Restate the records word for word, omitting nothing.

────────────────────────────────────────

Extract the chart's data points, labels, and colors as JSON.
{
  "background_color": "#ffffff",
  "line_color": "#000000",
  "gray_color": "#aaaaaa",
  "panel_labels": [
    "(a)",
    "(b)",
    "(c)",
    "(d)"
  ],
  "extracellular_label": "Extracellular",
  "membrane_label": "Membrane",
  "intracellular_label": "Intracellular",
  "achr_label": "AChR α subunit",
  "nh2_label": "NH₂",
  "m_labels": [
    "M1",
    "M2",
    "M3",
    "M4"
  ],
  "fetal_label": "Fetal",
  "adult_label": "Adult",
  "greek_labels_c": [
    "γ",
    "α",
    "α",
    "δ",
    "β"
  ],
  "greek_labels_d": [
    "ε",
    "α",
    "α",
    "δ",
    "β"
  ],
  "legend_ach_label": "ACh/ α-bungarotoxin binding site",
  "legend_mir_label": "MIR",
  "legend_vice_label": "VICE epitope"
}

────────────────────────────────────────

▸ Your response
Extract the chart's data points, labels, and colors as JSON.
{
  "background_color": "#ffffff",
  "line_color": "#000000",
  "gray_color": "#aaaaaa",
  "panel_labels": [
    "(a)",
    "(b)",
    "(c)",
    "(d)"
  ],
  "extracellular_label": "Extracellular",
  "membrane_label": "Membrane",
  "intracellular_label": "Intracellular",
  "achr_label": "AChR α subunit",
  "nh2_label": "NH₂",
  "m_labels": [
    "M1",
    "M2",
    "M3",
    "M4"
  ],
  "fetal_label": "Fetal",
  "adult_label": "Adult",
  "greek_labels_c": [
    "γ",
    "α",
    "α",
    "δ",
    "β"
  ],
  "greek_labels_d": [
    "ε",
    "α",
    "α",
    "δ",
    "β"
  ],
  "legend_ach_label": "ACh/ α-bungarotoxin binding site",
  "legend_mir_label": "MIR",
  "legend_vice_label": "VICE epitope"
}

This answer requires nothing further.